### SELECTION:
++++++++++++++++++++
LAX ends -- was 6x/week A319
SFO ends-- was 4x/week E190
RDU ends -– was 2x daily (12x/week) ERJ
SEA stays 4x/week goes from A319 to E190 (What was the SFO plane is now SEA)
SAN stays 3x/week
MSP's 5th ERJ flight addition for June will not start, but one existing four flight upgrades from ERJ to E190.
MCI had been back to 1 E190/ 3 E170, now goes to 2 E190 and 2 E170.
MSN drops to 3x from 4x
BNA (1), DSM (1) and GRR (2) see E135 upgraded to E145

Net, this reduces peak-day departures by 6, from 91 to 85:

2 fewer A319
2 more E190
1 fewer E170
1 fewer E145
4 fewer E135

That's 348 fewer seats on peak days, but because the LAX and SFO flights were only 6x and 4x per week each, if you average out the reduction over a week, it comes out to 245 fewer seats per day...a reduction of about 4.5% from what had been scheduled for summer.

At Kansas City, the 2nd LAX and BOS flights and 8/15. I don't recall if they had them loaded to continue into fall or not, but they will end mid-August. I don't follow DEN as closely as MKE/MCI/OMA, but I didn't notice any notable cuts for the summer update just loaded.

Although these cuts are not exactly wonderful, given the large Q1 loss expected and soaring fuel costs, I don't think this is so bad. I am more concerned about what the fall quarter will bring. Talk of ten fewer lines of flying will have a real impact, though I don't know how it will be split among DEN, MKE, MCI and OMA. Perhaps they don't know for sure either. But if oil does not drop, we'll probably see notably fall cuts. Some might be seaonal cuts to be restored as more E190 come in winter/spring, while others might be true drops. We shall see.

The expected big Q1 loss for Frontier means action has to be taken, and while I don't like seeing west coast nonstops trimmed, those markets continue to suffer form overcapacity, worst-in-the-indsutry yields, and thin business traffic. Although on one hand it might make sense to (for example) move those 3x MKE-SAN trips over to MKE-LAX to keep a presence in the market, having an afternoon nonstop MKE-LAX on Monday, Wednesday and Saturday (the SAN schedule) is not a meaningful presence anyway. With oil well into the triple digits, this is not the time for Frontier to try to buy market share or lose a lot of money trying to make a point.

More to say, but no time at the moment. Perhaps the conference call will give us some additional direction.
++++++++++++++++++++
### REQUIREMENT 1:
Reproduce the schedule post from "SAN stays 3x/week" up to and including "and 2 E170.", swapping "ERJ" for "regional jet".
### REQUIREMENT 2:
Condense the paragraph of the schedule post that begins "The expected big Q1 loss" into a short bulleted list of its main points.

### DATA EXCERPTS:
++++++++++++++++++++
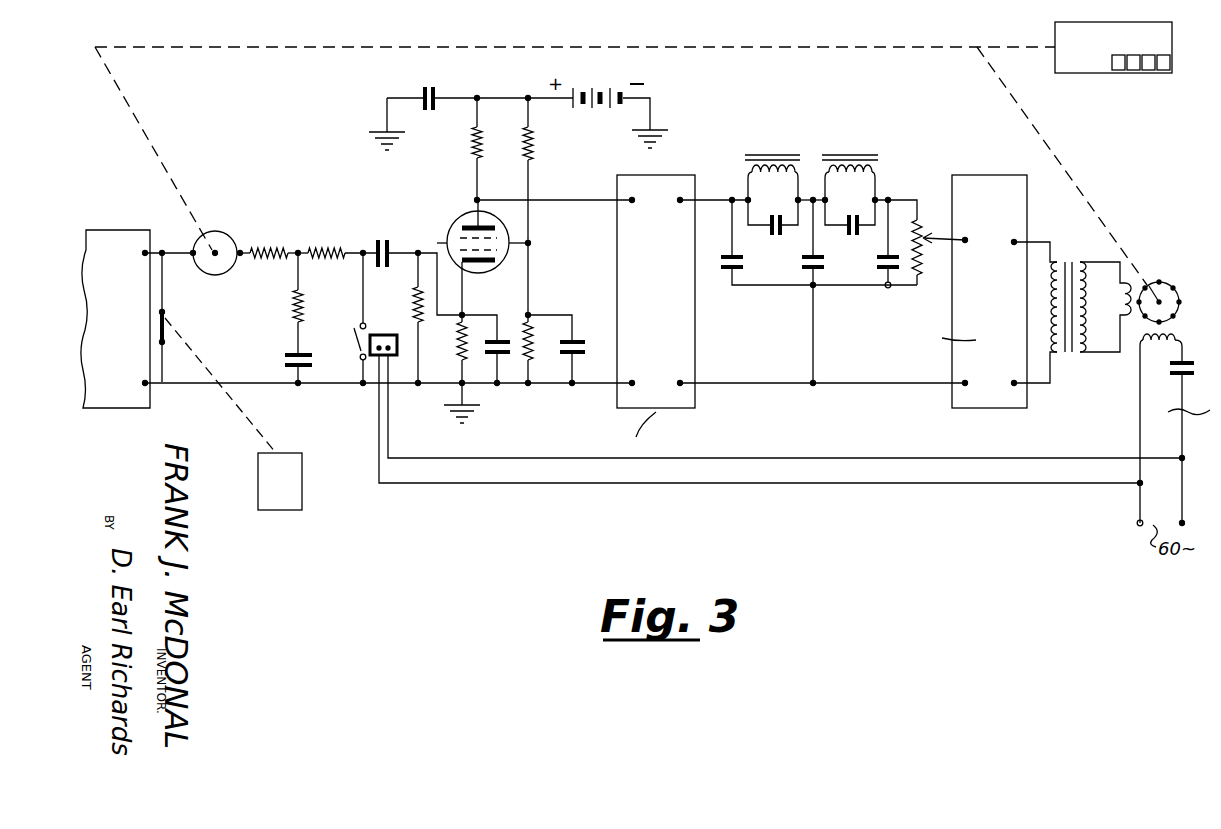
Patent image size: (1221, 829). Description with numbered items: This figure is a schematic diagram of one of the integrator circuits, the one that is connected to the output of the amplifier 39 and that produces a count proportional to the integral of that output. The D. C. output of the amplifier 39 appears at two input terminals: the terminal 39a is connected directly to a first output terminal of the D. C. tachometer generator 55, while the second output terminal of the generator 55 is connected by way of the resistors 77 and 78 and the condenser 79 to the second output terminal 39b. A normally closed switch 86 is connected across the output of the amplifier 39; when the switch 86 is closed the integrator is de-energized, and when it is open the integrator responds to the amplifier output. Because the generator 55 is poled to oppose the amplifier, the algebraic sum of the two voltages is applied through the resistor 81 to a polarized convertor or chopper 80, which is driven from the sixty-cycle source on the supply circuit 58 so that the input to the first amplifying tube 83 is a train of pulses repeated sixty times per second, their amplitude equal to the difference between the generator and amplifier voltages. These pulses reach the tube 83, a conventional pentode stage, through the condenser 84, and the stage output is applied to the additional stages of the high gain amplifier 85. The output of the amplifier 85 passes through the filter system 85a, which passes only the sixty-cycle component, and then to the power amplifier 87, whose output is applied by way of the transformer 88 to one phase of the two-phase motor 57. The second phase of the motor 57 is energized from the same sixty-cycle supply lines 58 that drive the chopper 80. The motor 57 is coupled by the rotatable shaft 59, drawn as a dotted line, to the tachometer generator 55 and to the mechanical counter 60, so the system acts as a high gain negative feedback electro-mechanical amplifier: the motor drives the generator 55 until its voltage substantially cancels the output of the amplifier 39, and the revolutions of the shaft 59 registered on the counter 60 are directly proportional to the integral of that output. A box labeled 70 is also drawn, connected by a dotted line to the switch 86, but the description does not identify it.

The amplifier 39 is at (118, 329).
The terminal 39a is at (143, 254).
The second output terminal 39b is at (143, 384).
The tachometer generator 55 is at (220, 268).
The two-phase motor 57 is at (1165, 283).
The alternating current supply circuit 58 is at (662, 477).
The shaft 59 is at (706, 34).
The mechanical counter 60 is at (1094, 67).
The control unit 70 is at (280, 481).
The resistor 77 is at (284, 242).
The resistor 78 is at (303, 300).
The condenser 79 is at (290, 355).
The chopper 80 is at (358, 356).
The resistor 81 is at (350, 243).
The first amplifying tube 83 is at (460, 225).
The condenser 84 is at (383, 239).
The amplifier 85 is at (665, 292).
The filter system 85a is at (832, 141).
The switch 86 is at (166, 320).
The power amplifier 87 is at (995, 299).
The transformer 88 is at (1066, 357).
++++++++++++++++++++
### WRITTEN RESPONSE 1:
SAN stays 3x/week
MSP's 5th regional jet flight addition for June will not start, but one existing four flight upgrades from regional jet to E190.
MCI had been back to 1 E190/ 3 E170, now goes to 2 E190 and 2 E170.

### WRITTEN RESPONSE 2:
- Frontier's expected big Q1 loss means action has to be taken.
- The writer doesn't like seeing west coast nonstops trimmed, but those markets suffer from overcapacity, the industry's worst yields and thin business traffic.
- Shifting the 3x MKE-SAN trips to MKE-LAX might seem to keep a presence in the market. An afternoon MKE-LAX nonstop on Monday, Wednesday and Saturday would not be a meaningful presence anyway.
- With oil well into the triple digits, Frontier should not try to buy market share or lose a lot of money trying to make a point.